Task objective -> Reproduce the listing verbatim.

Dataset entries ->
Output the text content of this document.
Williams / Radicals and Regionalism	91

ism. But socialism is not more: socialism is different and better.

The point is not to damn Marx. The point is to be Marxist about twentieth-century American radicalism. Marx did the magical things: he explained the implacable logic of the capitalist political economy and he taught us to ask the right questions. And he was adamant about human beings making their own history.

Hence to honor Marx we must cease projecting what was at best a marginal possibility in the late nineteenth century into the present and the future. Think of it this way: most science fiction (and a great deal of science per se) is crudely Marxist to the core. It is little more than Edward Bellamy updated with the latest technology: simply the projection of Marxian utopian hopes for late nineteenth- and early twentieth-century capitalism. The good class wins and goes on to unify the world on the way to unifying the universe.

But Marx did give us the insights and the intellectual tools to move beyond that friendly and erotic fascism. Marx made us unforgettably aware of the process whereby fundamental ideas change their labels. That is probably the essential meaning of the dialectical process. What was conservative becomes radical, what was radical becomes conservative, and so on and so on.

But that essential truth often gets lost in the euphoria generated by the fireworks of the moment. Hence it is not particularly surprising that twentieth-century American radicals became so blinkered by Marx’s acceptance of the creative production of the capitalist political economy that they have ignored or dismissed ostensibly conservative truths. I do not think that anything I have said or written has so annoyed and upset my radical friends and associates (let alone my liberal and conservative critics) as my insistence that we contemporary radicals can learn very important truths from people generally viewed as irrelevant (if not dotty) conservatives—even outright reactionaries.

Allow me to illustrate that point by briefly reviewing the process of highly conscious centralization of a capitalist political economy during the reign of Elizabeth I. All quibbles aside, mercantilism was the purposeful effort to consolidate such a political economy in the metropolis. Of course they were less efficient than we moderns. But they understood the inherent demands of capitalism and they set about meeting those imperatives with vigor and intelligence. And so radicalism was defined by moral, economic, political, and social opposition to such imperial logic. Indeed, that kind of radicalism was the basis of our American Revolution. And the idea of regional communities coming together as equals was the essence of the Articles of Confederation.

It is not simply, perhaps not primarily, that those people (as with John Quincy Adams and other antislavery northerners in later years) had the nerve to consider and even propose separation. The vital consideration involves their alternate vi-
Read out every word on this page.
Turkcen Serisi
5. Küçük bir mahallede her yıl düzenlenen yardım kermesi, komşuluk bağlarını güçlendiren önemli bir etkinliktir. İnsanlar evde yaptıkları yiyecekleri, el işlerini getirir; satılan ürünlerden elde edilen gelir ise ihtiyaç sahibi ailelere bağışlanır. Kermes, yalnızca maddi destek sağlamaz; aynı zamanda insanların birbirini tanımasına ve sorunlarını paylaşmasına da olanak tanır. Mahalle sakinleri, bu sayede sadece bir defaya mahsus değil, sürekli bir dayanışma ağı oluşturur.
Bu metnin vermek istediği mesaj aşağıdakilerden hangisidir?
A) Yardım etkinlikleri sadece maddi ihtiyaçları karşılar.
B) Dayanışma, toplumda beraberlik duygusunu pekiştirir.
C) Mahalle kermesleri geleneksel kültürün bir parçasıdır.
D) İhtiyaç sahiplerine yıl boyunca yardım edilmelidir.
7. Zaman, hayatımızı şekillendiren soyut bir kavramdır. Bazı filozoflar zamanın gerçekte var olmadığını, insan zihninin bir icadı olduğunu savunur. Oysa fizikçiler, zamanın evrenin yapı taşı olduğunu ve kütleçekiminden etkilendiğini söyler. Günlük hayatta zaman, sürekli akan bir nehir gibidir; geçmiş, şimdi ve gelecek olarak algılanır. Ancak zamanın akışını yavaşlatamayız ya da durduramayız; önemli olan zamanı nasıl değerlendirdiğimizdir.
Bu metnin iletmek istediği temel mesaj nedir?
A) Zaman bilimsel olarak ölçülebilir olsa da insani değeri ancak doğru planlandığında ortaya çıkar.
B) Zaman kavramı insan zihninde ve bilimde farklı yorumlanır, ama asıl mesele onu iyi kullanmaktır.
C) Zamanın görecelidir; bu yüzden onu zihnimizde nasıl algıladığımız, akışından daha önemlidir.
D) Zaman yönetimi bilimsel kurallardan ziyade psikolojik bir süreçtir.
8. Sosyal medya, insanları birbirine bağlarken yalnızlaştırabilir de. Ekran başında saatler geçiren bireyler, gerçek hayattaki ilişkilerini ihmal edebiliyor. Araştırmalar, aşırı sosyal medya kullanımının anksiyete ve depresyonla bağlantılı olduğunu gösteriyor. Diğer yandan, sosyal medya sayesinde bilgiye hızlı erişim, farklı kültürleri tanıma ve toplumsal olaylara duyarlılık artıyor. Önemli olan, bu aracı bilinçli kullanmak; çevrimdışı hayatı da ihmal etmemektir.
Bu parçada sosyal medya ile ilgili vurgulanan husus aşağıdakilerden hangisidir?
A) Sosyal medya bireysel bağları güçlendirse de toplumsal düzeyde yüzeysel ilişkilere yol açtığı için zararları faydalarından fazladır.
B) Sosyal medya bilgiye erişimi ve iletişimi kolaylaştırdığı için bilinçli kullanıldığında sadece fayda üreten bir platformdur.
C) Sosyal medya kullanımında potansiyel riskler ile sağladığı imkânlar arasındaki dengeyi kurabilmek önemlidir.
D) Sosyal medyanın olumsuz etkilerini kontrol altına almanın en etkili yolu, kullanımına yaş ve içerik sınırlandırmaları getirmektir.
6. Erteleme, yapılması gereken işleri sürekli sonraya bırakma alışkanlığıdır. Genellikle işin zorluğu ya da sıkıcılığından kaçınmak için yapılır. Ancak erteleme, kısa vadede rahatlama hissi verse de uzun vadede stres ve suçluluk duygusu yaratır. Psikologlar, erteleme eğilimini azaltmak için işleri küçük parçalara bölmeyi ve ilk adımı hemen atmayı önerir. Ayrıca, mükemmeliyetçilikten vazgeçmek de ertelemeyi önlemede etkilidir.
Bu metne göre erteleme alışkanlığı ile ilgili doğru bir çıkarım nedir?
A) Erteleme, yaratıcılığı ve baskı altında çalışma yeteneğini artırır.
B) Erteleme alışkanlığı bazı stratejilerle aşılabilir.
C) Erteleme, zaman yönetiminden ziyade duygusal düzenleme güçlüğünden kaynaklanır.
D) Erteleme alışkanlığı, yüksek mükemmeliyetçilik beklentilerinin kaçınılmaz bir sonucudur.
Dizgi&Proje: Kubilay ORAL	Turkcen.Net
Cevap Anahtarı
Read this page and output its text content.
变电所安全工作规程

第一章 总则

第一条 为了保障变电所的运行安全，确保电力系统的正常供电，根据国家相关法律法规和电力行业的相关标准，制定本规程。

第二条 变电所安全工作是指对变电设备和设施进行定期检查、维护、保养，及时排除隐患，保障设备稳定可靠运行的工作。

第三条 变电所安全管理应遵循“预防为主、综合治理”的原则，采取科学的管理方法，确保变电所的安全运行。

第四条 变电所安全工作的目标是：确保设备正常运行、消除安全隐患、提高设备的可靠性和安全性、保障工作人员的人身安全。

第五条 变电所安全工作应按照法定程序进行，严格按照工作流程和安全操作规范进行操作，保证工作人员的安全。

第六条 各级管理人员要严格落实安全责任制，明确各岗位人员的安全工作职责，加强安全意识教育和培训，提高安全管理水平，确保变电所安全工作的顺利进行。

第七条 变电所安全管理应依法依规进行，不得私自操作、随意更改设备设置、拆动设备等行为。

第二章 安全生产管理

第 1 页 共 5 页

Response below ->
Output the text content of this document.
Williams / Radicals and Regionalism	91

ism. But socialism is not more: socialism is different and better.

The point is not to damn Marx. The point is to be Marxist about twentieth-century American radicalism. Marx did the magical things: he explained the implacable logic of the capitalist political economy and he taught us to ask the right questions. And he was adamant about human beings making their own history.

Hence to honor Marx we must cease projecting what was at best a marginal possibility in the late nineteenth century into the present and the future. Think of it this way: most science fiction (and a great deal of science per se) is crudely Marxist to the core. It is little more than Edward Bellamy updated with the latest technology: simply the projection of Marxian utopian hopes for late nineteenth- and early twentieth-century capitalism. The good class wins and goes on to unify the world on the way to unifying the universe.

But Marx did give us the insights and the intellectual tools to move beyond that friendly and erotic fascism. Marx made us unforgettably aware of the process whereby fundamental ideas change their labels. That is probably the essential meaning of the dialectical process. What was conservative becomes radical, what was radical becomes conservative, and so on and so on.

But that essential truth often gets lost in the euphoria generated by the fireworks of the moment. Hence it is not particularly surprising that twentieth-century American radicals became so blinkered by Marx’s acceptance of the creative production of the capitalist political economy that they have ignored or dismissed ostensibly conservative truths. I do not think that anything I have said or written has so annoyed and upset my radical friends and associates (let alone my liberal and conservative critics) as my insistence that we contemporary radicals can learn very important truths from people generally viewed as irrelevant (if not dotty) conservatives—even outright reactionaries.

Allow me to illustrate that point by briefly reviewing the process of highly conscious centralization of a capitalist political economy during the reign of Elizabeth I. All quibbles aside, mercantilism was the purposeful effort to consolidate such a political economy in the metropolis. Of course they were less efficient than we moderns. But they understood the inherent demands of capitalism and they set about meeting those imperatives with vigor and intelligence. And so radicalism was defined by moral, economic, political, and social opposition to such imperial logic. Indeed, that kind of radicalism was the basis of our American Revolution. And the idea of regional communities coming together as equals was the essence of the Articles of Confederation.

It is not simply, perhaps not primarily, that those people (as with John Quincy Adams and other antislavery northerners in later years) had the nerve to consider and even propose separation. The vital consideration involves their alternate vi-
Read out every word on this page.
Turkcen Serisi
5. Küçük bir mahallede her yıl düzenlenen yardım kermesi, komşuluk bağlarını güçlendiren önemli bir etkinliktir. İnsanlar evde yaptıkları yiyecekleri, el işlerini getirir; satılan ürünlerden elde edilen gelir ise ihtiyaç sahibi ailelere bağışlanır. Kermes, yalnızca maddi destek sağlamaz; aynı zamanda insanların birbirini tanımasına ve sorunlarını paylaşmasına da olanak tanır. Mahalle sakinleri, bu sayede sadece bir defaya mahsus değil, sürekli bir dayanışma ağı oluşturur.
Bu metnin vermek istediği mesaj aşağıdakilerden hangisidir?
A) Yardım etkinlikleri sadece maddi ihtiyaçları karşılar.
B) Dayanışma, toplumda beraberlik duygusunu pekiştirir.
C) Mahalle kermesleri geleneksel kültürün bir parçasıdır.
D) İhtiyaç sahiplerine yıl boyunca yardım edilmelidir.
7. Zaman, hayatımızı şekillendiren soyut bir kavramdır. Bazı filozoflar zamanın gerçekte var olmadığını, insan zihninin bir icadı olduğunu savunur. Oysa fizikçiler, zamanın evrenin yapı taşı olduğunu ve kütleçekiminden etkilendiğini söyler. Günlük hayatta zaman, sürekli akan bir nehir gibidir; geçmiş, şimdi ve gelecek olarak algılanır. Ancak zamanın akışını yavaşlatamayız ya da durduramayız; önemli olan zamanı nasıl değerlendirdiğimizdir.
Bu metnin iletmek istediği temel mesaj nedir?
A) Zaman bilimsel olarak ölçülebilir olsa da insani değeri ancak doğru planlandığında ortaya çıkar.
B) Zaman kavramı insan zihninde ve bilimde farklı yorumlanır, ama asıl mesele onu iyi kullanmaktır.
C) Zamanın görecelidir; bu yüzden onu zihnimizde nasıl algıladığımız, akışından daha önemlidir.
D) Zaman yönetimi bilimsel kurallardan ziyade psikolojik bir süreçtir.
8. Sosyal medya, insanları birbirine bağlarken yalnızlaştırabilir de. Ekran başında saatler geçiren bireyler, gerçek hayattaki ilişkilerini ihmal edebiliyor. Araştırmalar, aşırı sosyal medya kullanımının anksiyete ve depresyonla bağlantılı olduğunu gösteriyor. Diğer yandan, sosyal medya sayesinde bilgiye hızlı erişim, farklı kültürleri tanıma ve toplumsal olaylara duyarlılık artıyor. Önemli olan, bu aracı bilinçli kullanmak; çevrimdışı hayatı da ihmal etmemektir.
Bu parçada sosyal medya ile ilgili vurgulanan husus aşağıdakilerden hangisidir?
A) Sosyal medya bireysel bağları güçlendirse de toplumsal düzeyde yüzeysel ilişkilere yol açtığı için zararları faydalarından fazladır.
B) Sosyal medya bilgiye erişimi ve iletişimi kolaylaştırdığı için bilinçli kullanıldığında sadece fayda üreten bir platformdur.
C) Sosyal medya kullanımında potansiyel riskler ile sağladığı imkânlar arasındaki dengeyi kurabilmek önemlidir.
D) Sosyal medyanın olumsuz etkilerini kontrol altına almanın en etkili yolu, kullanımına yaş ve içerik sınırlandırmaları getirmektir.
6. Erteleme, yapılması gereken işleri sürekli sonraya bırakma alışkanlığıdır. Genellikle işin zorluğu ya da sıkıcılığından kaçınmak için yapılır. Ancak erteleme, kısa vadede rahatlama hissi verse de uzun vadede stres ve suçluluk duygusu yaratır. Psikologlar, erteleme eğilimini azaltmak için işleri küçük parçalara bölmeyi ve ilk adımı hemen atmayı önerir. Ayrıca, mükemmeliyetçilikten vazgeçmek de ertelemeyi önlemede etkilidir.
Bu metne göre erteleme alışkanlığı ile ilgili doğru bir çıkarım nedir?
A) Erteleme, yaratıcılığı ve baskı altında çalışma yeteneğini artırır.
B) Erteleme alışkanlığı bazı stratejilerle aşılabilir.
C) Erteleme, zaman yönetiminden ziyade duygusal düzenleme güçlüğünden kaynaklanır.
D) Erteleme alışkanlığı, yüksek mükemmeliyetçilik beklentilerinin kaçınılmaz bir sonucudur.
Dizgi&Proje: Kubilay ORAL	Turkcen.Net
Cevap Anahtarı
Read this page and output its text content.
变电所安全工作规程

第一章 总则

第一条 为了保障变电所的运行安全，确保电力系统的正常供电，根据国家相关法律法规和电力行业的相关标准，制定本规程。

第二条 变电所安全工作是指对变电设备和设施进行定期检查、维护、保养，及时排除隐患，保障设备稳定可靠运行的工作。

第三条 变电所安全管理应遵循“预防为主、综合治理”的原则，采取科学的管理方法，确保变电所的安全运行。

第四条 变电所安全工作的目标是：确保设备正常运行、消除安全隐患、提高设备的可靠性和安全性、保障工作人员的人身安全。

第五条 变电所安全工作应按照法定程序进行，严格按照工作流程和安全操作规范进行操作，保证工作人员的安全。

第六条 各级管理人员要严格落实安全责任制，明确各岗位人员的安全工作职责，加强安全意识教育和培训，提高安全管理水平，确保变电所安全工作的顺利进行。

第七条 变电所安全管理应依法依规进行，不得私自操作、随意更改设备设置、拆动设备等行为。

第二章 安全生产管理

第 1 页 共 5 页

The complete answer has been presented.